[Dataset items]

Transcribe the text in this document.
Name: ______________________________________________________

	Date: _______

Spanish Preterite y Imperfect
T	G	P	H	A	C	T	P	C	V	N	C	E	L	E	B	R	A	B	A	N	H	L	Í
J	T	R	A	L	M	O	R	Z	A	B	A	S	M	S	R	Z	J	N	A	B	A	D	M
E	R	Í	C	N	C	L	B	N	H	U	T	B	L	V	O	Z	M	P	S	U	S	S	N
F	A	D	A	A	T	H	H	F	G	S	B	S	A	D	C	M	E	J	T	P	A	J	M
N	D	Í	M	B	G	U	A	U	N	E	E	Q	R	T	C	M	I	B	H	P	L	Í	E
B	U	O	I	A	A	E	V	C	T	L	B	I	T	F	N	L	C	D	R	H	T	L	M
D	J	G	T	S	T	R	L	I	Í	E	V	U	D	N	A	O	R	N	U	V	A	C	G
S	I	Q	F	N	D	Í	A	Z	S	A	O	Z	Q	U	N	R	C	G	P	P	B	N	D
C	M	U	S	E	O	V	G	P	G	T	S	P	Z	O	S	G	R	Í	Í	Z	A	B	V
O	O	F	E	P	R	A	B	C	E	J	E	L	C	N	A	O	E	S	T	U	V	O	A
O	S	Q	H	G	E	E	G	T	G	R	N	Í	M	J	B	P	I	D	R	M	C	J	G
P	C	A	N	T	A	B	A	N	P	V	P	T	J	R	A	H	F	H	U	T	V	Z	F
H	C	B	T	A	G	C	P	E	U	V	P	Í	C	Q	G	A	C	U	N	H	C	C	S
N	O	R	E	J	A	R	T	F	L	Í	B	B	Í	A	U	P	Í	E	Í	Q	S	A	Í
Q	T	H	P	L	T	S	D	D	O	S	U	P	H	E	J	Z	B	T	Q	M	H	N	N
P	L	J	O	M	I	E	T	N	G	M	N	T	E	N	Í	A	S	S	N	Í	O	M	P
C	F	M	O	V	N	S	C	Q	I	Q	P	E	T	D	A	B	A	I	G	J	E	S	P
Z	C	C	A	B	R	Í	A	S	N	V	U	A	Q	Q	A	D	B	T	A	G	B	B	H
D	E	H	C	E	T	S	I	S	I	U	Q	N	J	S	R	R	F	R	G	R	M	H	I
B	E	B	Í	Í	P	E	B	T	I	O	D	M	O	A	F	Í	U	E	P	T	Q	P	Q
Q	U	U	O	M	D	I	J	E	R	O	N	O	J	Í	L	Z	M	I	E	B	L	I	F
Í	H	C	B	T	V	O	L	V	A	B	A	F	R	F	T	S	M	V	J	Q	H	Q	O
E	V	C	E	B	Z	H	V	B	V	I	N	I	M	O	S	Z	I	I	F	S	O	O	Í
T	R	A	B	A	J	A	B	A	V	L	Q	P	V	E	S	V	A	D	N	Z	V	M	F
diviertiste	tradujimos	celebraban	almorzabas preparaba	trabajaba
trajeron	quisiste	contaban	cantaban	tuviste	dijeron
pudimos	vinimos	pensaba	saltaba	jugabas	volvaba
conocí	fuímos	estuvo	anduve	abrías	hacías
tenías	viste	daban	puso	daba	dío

| What to produce |
Repeat all the records. Match each line exactly.

| Completed task |
Transcribe the text in this document.
Name: ______________________________________________________

	Date: _______

Spanish Preterite y Imperfect
T	G	P	H	A	C	T	P	C	V	N	C	E	L	E	B	R	A	B	A	N	H	L	Í
J	T	R	A	L	M	O	R	Z	A	B	A	S	M	S	R	Z	J	N	A	B	A	D	M
E	R	Í	C	N	C	L	B	N	H	U	T	B	L	V	O	Z	M	P	S	U	S	S	N
F	A	D	A	A	T	H	H	F	G	S	B	S	A	D	C	M	E	J	T	P	A	J	M
N	D	Í	M	B	G	U	A	U	N	E	E	Q	R	T	C	M	I	B	H	P	L	Í	E
B	U	O	I	A	A	E	V	C	T	L	B	I	T	F	N	L	C	D	R	H	T	L	M
D	J	G	T	S	T	R	L	I	Í	E	V	U	D	N	A	O	R	N	U	V	A	C	G
S	I	Q	F	N	D	Í	A	Z	S	A	O	Z	Q	U	N	R	C	G	P	P	B	N	D
C	M	U	S	E	O	V	G	P	G	T	S	P	Z	O	S	G	R	Í	Í	Z	A	B	V
O	O	F	E	P	R	A	B	C	E	J	E	L	C	N	A	O	E	S	T	U	V	O	A
O	S	Q	H	G	E	E	G	T	G	R	N	Í	M	J	B	P	I	D	R	M	C	J	G
P	C	A	N	T	A	B	A	N	P	V	P	T	J	R	A	H	F	H	U	T	V	Z	F
H	C	B	T	A	G	C	P	E	U	V	P	Í	C	Q	G	A	C	U	N	H	C	C	S
N	O	R	E	J	A	R	T	F	L	Í	B	B	Í	A	U	P	Í	E	Í	Q	S	A	Í
Q	T	H	P	L	T	S	D	D	O	S	U	P	H	E	J	Z	B	T	Q	M	H	N	N
P	L	J	O	M	I	E	T	N	G	M	N	T	E	N	Í	A	S	S	N	Í	O	M	P
C	F	M	O	V	N	S	C	Q	I	Q	P	E	T	D	A	B	A	I	G	J	E	S	P
Z	C	C	A	B	R	Í	A	S	N	V	U	A	Q	Q	A	D	B	T	A	G	B	B	H
D	E	H	C	E	T	S	I	S	I	U	Q	N	J	S	R	R	F	R	G	R	M	H	I
B	E	B	Í	Í	P	E	B	T	I	O	D	M	O	A	F	Í	U	E	P	T	Q	P	Q
Q	U	U	O	M	D	I	J	E	R	O	N	O	J	Í	L	Z	M	I	E	B	L	I	F
Í	H	C	B	T	V	O	L	V	A	B	A	F	R	F	T	S	M	V	J	Q	H	Q	O
E	V	C	E	B	Z	H	V	B	V	I	N	I	M	O	S	Z	I	I	F	S	O	O	Í
T	R	A	B	A	J	A	B	A	V	L	Q	P	V	E	S	V	A	D	N	Z	V	M	F
diviertiste	tradujimos	celebraban	almorzabas preparaba	trabajaba
trajeron	quisiste	contaban	cantaban	tuviste	dijeron
pudimos	vinimos	pensaba	saltaba	jugabas	volvaba
conocí	fuímos	estuvo	anduve	abrías	hacías
tenías	viste	daban	puso	daba	dío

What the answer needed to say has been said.